▶ [What you have to do]: Print the listing as it stands, omitting all images.

Data entries for graphics
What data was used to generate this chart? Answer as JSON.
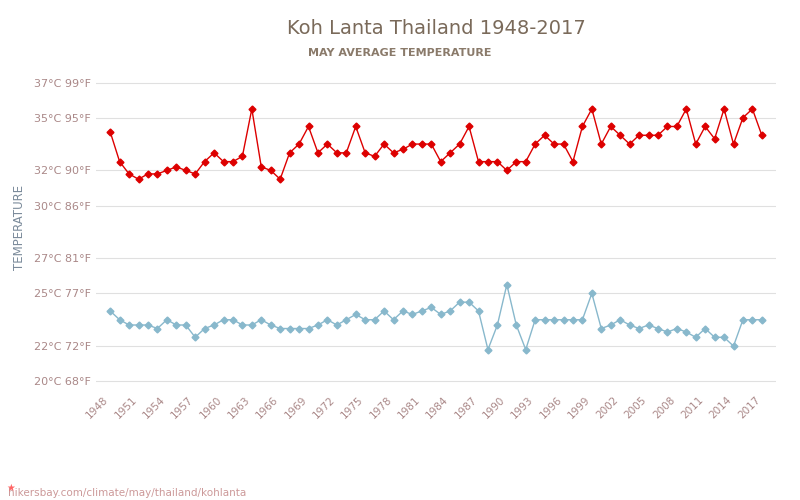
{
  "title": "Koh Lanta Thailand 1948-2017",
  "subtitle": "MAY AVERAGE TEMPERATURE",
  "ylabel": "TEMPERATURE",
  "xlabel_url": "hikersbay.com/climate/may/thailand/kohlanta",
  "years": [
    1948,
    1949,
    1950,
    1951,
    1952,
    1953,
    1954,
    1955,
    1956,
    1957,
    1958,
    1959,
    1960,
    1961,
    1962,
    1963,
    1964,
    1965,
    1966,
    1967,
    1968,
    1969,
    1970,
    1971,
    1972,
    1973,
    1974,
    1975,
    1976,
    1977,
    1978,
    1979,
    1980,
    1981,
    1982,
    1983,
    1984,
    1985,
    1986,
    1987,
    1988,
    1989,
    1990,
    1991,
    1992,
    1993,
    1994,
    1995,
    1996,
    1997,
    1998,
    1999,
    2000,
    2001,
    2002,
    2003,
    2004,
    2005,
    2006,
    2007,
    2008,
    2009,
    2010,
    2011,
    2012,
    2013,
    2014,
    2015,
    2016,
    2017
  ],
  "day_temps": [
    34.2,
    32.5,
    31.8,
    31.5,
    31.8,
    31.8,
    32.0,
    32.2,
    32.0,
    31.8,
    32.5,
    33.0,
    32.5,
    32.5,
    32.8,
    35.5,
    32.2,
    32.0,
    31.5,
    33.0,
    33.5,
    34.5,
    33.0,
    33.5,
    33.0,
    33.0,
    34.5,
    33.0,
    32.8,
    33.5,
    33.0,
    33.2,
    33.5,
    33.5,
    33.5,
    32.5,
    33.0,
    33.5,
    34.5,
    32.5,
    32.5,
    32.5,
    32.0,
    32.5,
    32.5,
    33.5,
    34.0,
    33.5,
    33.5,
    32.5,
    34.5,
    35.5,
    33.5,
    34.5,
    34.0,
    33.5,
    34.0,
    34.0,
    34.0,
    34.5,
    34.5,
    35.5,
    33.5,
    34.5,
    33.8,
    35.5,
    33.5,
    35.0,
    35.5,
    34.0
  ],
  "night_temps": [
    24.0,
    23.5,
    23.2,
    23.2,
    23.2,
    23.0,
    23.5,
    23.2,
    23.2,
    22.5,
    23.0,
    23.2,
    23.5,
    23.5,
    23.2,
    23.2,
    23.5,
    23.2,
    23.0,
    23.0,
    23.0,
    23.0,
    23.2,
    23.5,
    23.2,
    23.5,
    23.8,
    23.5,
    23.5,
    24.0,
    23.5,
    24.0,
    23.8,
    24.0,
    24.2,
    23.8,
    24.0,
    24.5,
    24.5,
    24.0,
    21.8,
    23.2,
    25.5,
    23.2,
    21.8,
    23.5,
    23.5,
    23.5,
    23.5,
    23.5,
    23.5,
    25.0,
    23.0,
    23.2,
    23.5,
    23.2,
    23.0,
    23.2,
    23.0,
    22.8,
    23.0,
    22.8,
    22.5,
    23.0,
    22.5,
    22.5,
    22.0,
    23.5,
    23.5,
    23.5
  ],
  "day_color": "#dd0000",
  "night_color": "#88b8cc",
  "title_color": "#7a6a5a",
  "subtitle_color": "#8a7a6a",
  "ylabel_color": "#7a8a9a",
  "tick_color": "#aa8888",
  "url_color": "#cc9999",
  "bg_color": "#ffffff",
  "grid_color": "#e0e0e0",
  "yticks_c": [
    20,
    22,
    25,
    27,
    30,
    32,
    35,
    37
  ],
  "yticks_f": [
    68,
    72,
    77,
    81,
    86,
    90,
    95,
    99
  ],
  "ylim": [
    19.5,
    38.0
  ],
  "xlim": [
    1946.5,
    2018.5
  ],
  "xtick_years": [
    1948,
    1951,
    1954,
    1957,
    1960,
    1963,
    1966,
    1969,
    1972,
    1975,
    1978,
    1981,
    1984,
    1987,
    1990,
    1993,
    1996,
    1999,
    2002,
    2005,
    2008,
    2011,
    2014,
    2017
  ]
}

▶ [Output of the task]:
What data was used to generate this chart? Answer as JSON.
{
  "title": "Koh Lanta Thailand 1948-2017",
  "subtitle": "MAY AVERAGE TEMPERATURE",
  "ylabel": "TEMPERATURE",
  "xlabel_url": "hikersbay.com/climate/may/thailand/kohlanta",
  "years": [
    1948,
    1949,
    1950,
    1951,
    1952,
    1953,
    1954,
    1955,
    1956,
    1957,
    1958,
    1959,
    1960,
    1961,
    1962,
    1963,
    1964,
    1965,
    1966,
    1967,
    1968,
    1969,
    1970,
    1971,
    1972,
    1973,
    1974,
    1975,
    1976,
    1977,
    1978,
    1979,
    1980,
    1981,
    1982,
    1983,
    1984,
    1985,
    1986,
    1987,
    1988,
    1989,
    1990,
    1991,
    1992,
    1993,
    1994,
    1995,
    1996,
    1997,
    1998,
    1999,
    2000,
    2001,
    2002,
    2003,
    2004,
    2005,
    2006,
    2007,
    2008,
    2009,
    2010,
    2011,
    2012,
    2013,
    2014,
    2015,
    2016,
    2017
  ],
  "day_temps": [
    34.2,
    32.5,
    31.8,
    31.5,
    31.8,
    31.8,
    32.0,
    32.2,
    32.0,
    31.8,
    32.5,
    33.0,
    32.5,
    32.5,
    32.8,
    35.5,
    32.2,
    32.0,
    31.5,
    33.0,
    33.5,
    34.5,
    33.0,
    33.5,
    33.0,
    33.0,
    34.5,
    33.0,
    32.8,
    33.5,
    33.0,
    33.2,
    33.5,
    33.5,
    33.5,
    32.5,
    33.0,
    33.5,
    34.5,
    32.5,
    32.5,
    32.5,
    32.0,
    32.5,
    32.5,
    33.5,
    34.0,
    33.5,
    33.5,
    32.5,
    34.5,
    35.5,
    33.5,
    34.5,
    34.0,
    33.5,
    34.0,
    34.0,
    34.0,
    34.5,
    34.5,
    35.5,
    33.5,
    34.5,
    33.8,
    35.5,
    33.5,
    35.0,
    35.5,
    34.0
  ],
  "night_temps": [
    24.0,
    23.5,
    23.2,
    23.2,
    23.2,
    23.0,
    23.5,
    23.2,
    23.2,
    22.5,
    23.0,
    23.2,
    23.5,
    23.5,
    23.2,
    23.2,
    23.5,
    23.2,
    23.0,
    23.0,
    23.0,
    23.0,
    23.2,
    23.5,
    23.2,
    23.5,
    23.8,
    23.5,
    23.5,
    24.0,
    23.5,
    24.0,
    23.8,
    24.0,
    24.2,
    23.8,
    24.0,
    24.5,
    24.5,
    24.0,
    21.8,
    23.2,
    25.5,
    23.2,
    21.8,
    23.5,
    23.5,
    23.5,
    23.5,
    23.5,
    23.5,
    25.0,
    23.0,
    23.2,
    23.5,
    23.2,
    23.0,
    23.2,
    23.0,
    22.8,
    23.0,
    22.8,
    22.5,
    23.0,
    22.5,
    22.5,
    22.0,
    23.5,
    23.5,
    23.5
  ],
  "day_color": "#dd0000",
  "night_color": "#88b8cc",
  "title_color": "#7a6a5a",
  "subtitle_color": "#8a7a6a",
  "ylabel_color": "#7a8a9a",
  "tick_color": "#aa8888",
  "url_color": "#cc9999",
  "bg_color": "#ffffff",
  "grid_color": "#e0e0e0",
  "yticks_c": [
    20,
    22,
    25,
    27,
    30,
    32,
    35,
    37
  ],
  "yticks_f": [
    68,
    72,
    77,
    81,
    86,
    90,
    95,
    99
  ],
  "ylim": [
    19.5,
    38.0
  ],
  "xlim": [
    1946.5,
    2018.5
  ],
  "xtick_years": [
    1948,
    1951,
    1954,
    1957,
    1960,
    1963,
    1966,
    1969,
    1972,
    1975,
    1978,
    1981,
    1984,
    1987,
    1990,
    1993,
    1996,
    1999,
    2002,
    2005,
    2008,
    2011,
    2014,
    2017
  ]
}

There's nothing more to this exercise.